## [What the task requires]
Skip the images and copy each record exactly as written.

Extracted records:
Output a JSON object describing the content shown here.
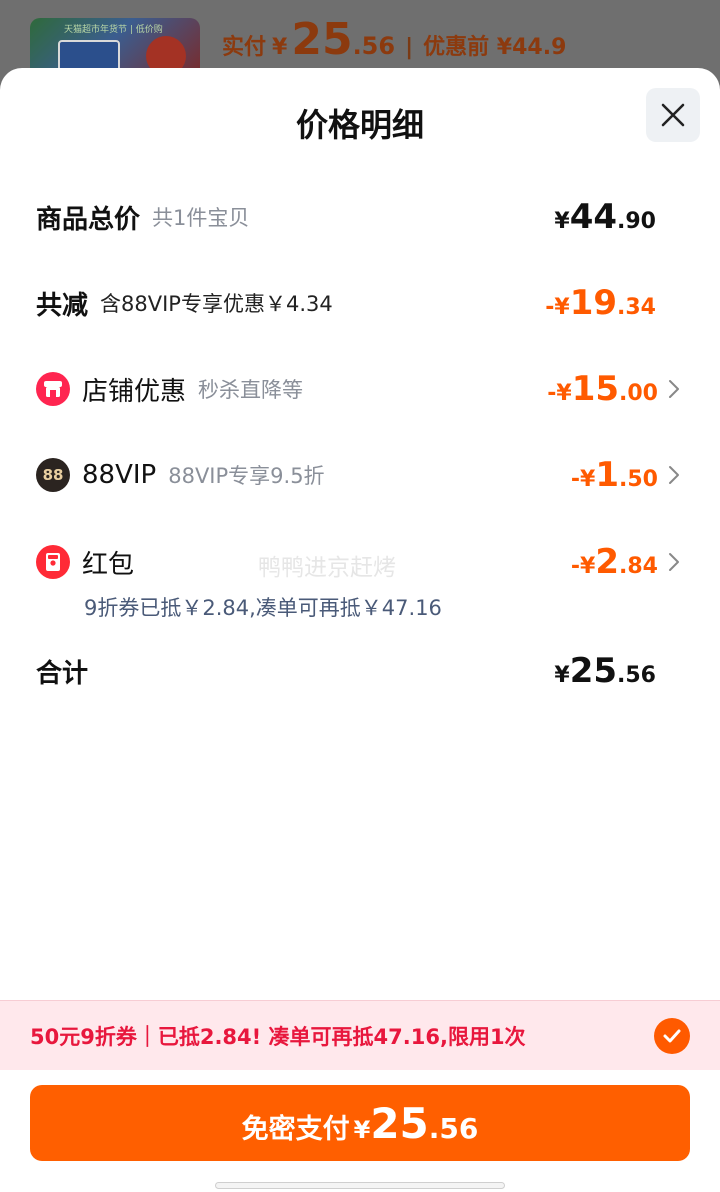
{
  "background": {
    "thumb_label": "天猫超市年货节 | 低价购",
    "price_label": "实付",
    "price_yen": "¥",
    "price_int": "25",
    "price_dec": ".56",
    "separator": "|",
    "before_label": "优惠前 ¥44.9"
  },
  "sheet": {
    "title": "价格明细",
    "close_icon": "close-icon"
  },
  "rows": {
    "total": {
      "name": "商品总价",
      "sub": "共1件宝贝",
      "yen": "¥",
      "int": "44",
      "dec": ".90"
    },
    "reduce": {
      "name": "共减",
      "sub": "含88VIP专享优惠￥4.34",
      "yen": "-¥",
      "int": "19",
      "dec": ".34"
    },
    "shop": {
      "icon": "shop-icon",
      "name": "店铺优惠",
      "sub": "秒杀直降等",
      "yen": "-¥",
      "int": "15",
      "dec": ".00"
    },
    "vip": {
      "icon": "88vip-icon",
      "icon_text": "88",
      "name": "88VIP",
      "sub": "88VIP专享9.5折",
      "yen": "-¥",
      "int": "1",
      "dec": ".50"
    },
    "redpacket": {
      "icon": "red-packet-icon",
      "name": "红包",
      "yen": "-¥",
      "int": "2",
      "dec": ".84",
      "note": "9折券已抵￥2.84,凑单可再抵￥47.16"
    },
    "sum": {
      "name": "合计",
      "yen": "¥",
      "int": "25",
      "dec": ".56"
    }
  },
  "watermark": "鸭鸭进京赶烤",
  "promo": {
    "text": "50元9折券｜已抵2.84! 凑单可再抵47.16,限用1次",
    "check_icon": "check-icon"
  },
  "pay_button": {
    "label": "免密支付",
    "yen": "¥",
    "int": "25",
    "dec": ".56"
  },
  "colors": {
    "accent": "#ff5f00",
    "discount": "#ff5a00",
    "promo_text": "#e8173d",
    "promo_bg": "#ffe8ec"
  }
}
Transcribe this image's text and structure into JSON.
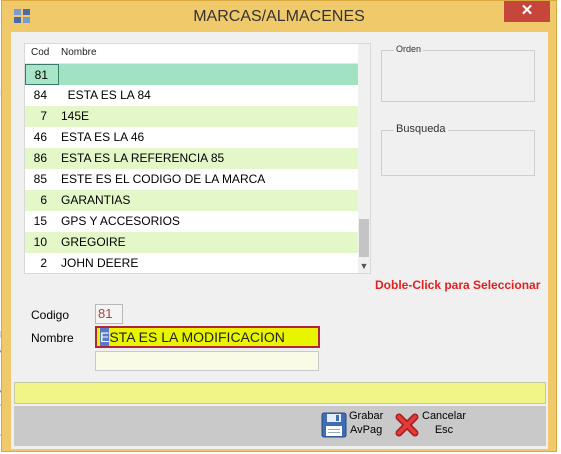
{
  "window": {
    "title": "MARCAS/ALMACENES",
    "close_glyph": "✕"
  },
  "grid": {
    "columns": [
      "Cod",
      "Nombre"
    ],
    "rows": [
      {
        "cod": "81",
        "nombre": ""
      },
      {
        "cod": "84",
        "nombre": "  ESTA ES LA 84"
      },
      {
        "cod": "7",
        "nombre": "145E"
      },
      {
        "cod": "46",
        "nombre": "ESTA ES LA 46"
      },
      {
        "cod": "86",
        "nombre": "ESTA ES LA REFERENCIA 85"
      },
      {
        "cod": "85",
        "nombre": "ESTE ES EL CODIGO DE LA MARCA"
      },
      {
        "cod": "6",
        "nombre": "GARANTIAS"
      },
      {
        "cod": "15",
        "nombre": "GPS Y ACCESORIOS"
      },
      {
        "cod": "10",
        "nombre": "GREGOIRE"
      },
      {
        "cod": "2",
        "nombre": "JOHN DEERE"
      }
    ]
  },
  "groups": {
    "orden": "Orden",
    "busqueda": "Busqueda"
  },
  "hint": "Doble-Click para Seleccionar",
  "form": {
    "codigo_label": "Codigo",
    "codigo_value": "81",
    "nombre_label": "Nombre",
    "nombre_first": "E",
    "nombre_rest": "STA ES LA MODIFICACION"
  },
  "buttons": {
    "grabar_line1": "Grabar",
    "grabar_line2": "AvPag",
    "cancelar_line1": "Cancelar",
    "cancelar_line2": "Esc"
  },
  "colors": {
    "frame": "#f0c96a",
    "close": "#c7463b",
    "row_alt": "#e3f7c8",
    "row_selected": "#a0e2c2",
    "input_highlight": "#e9f500",
    "hint": "#e02020",
    "status_bar": "#f1f587"
  },
  "icons": {
    "app": "app-icon",
    "save": "floppy-disk-icon",
    "cancel": "red-x-icon"
  }
}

## [Response to this task]
Output a JSON object describing the content shown here.
{
  "background": {
    "thumb_label": "天猫超市年货节 | 低价购",
    "price_label": "实付",
    "price_yen": "¥",
    "price_int": "25",
    "price_dec": ".56",
    "separator": "|",
    "before_label": "优惠前 ¥44.9"
  },
  "sheet": {
    "title": "价格明细",
    "close_icon": "close-icon"
  },
  "rows": {
    "total": {
      "name": "商品总价",
      "sub": "共1件宝贝",
      "yen": "¥",
      "int": "44",
      "dec": ".90"
    },
    "reduce": {
      "name": "共减",
      "sub": "含88VIP专享优惠￥4.34",
      "yen": "-¥",
      "int": "19",
      "dec": ".34"
    },
    "shop": {
      "icon": "shop-icon",
      "name": "店铺优惠",
      "sub": "秒杀直降等",
      "yen": "-¥",
      "int": "15",
      "dec": ".00"
    },
    "vip": {
      "icon": "88vip-icon",
      "icon_text": "88",
      "name": "88VIP",
      "sub": "88VIP专享9.5折",
      "yen": "-¥",
      "int": "1",
      "dec": ".50"
    },
    "redpacket": {
      "icon": "red-packet-icon",
      "name": "红包",
      "yen": "-¥",
      "int": "2",
      "dec": ".84",
      "note": "9折券已抵￥2.84,凑单可再抵￥47.16"
    },
    "sum": {
      "name": "合计",
      "yen": "¥",
      "int": "25",
      "dec": ".56"
    }
  },
  "watermark": "鸭鸭进京赶烤",
  "promo": {
    "text": "50元9折券｜已抵2.84! 凑单可再抵47.16,限用1次",
    "check_icon": "check-icon"
  },
  "pay_button": {
    "label": "免密支付",
    "yen": "¥",
    "int": "25",
    "dec": ".56"
  },
  "colors": {
    "accent": "#ff5f00",
    "discount": "#ff5a00",
    "promo_text": "#e8173d",
    "promo_bg": "#ffe8ec"
  }
}
Transcribe this image's text and structure into JSON.
{
  "window": {
    "title": "MARCAS/ALMACENES",
    "close_glyph": "✕"
  },
  "grid": {
    "columns": [
      "Cod",
      "Nombre"
    ],
    "rows": [
      {
        "cod": "81",
        "nombre": ""
      },
      {
        "cod": "84",
        "nombre": "  ESTA ES LA 84"
      },
      {
        "cod": "7",
        "nombre": "145E"
      },
      {
        "cod": "46",
        "nombre": "ESTA ES LA 46"
      },
      {
        "cod": "86",
        "nombre": "ESTA ES LA REFERENCIA 85"
      },
      {
        "cod": "85",
        "nombre": "ESTE ES EL CODIGO DE LA MARCA"
      },
      {
        "cod": "6",
        "nombre": "GARANTIAS"
      },
      {
        "cod": "15",
        "nombre": "GPS Y ACCESORIOS"
      },
      {
        "cod": "10",
        "nombre": "GREGOIRE"
      },
      {
        "cod": "2",
        "nombre": "JOHN DEERE"
      }
    ]
  },
  "groups": {
    "orden": "Orden",
    "busqueda": "Busqueda"
  },
  "hint": "Doble-Click para Seleccionar",
  "form": {
    "codigo_label": "Codigo",
    "codigo_value": "81",
    "nombre_label": "Nombre",
    "nombre_first": "E",
    "nombre_rest": "STA ES LA MODIFICACION"
  },
  "buttons": {
    "grabar_line1": "Grabar",
    "grabar_line2": "AvPag",
    "cancelar_line1": "Cancelar",
    "cancelar_line2": "Esc"
  },
  "colors": {
    "frame": "#f0c96a",
    "close": "#c7463b",
    "row_alt": "#e3f7c8",
    "row_selected": "#a0e2c2",
    "input_highlight": "#e9f500",
    "hint": "#e02020",
    "status_bar": "#f1f587"
  },
  "icons": {
    "app": "app-icon",
    "save": "floppy-disk-icon",
    "cancel": "red-x-icon"
  }
}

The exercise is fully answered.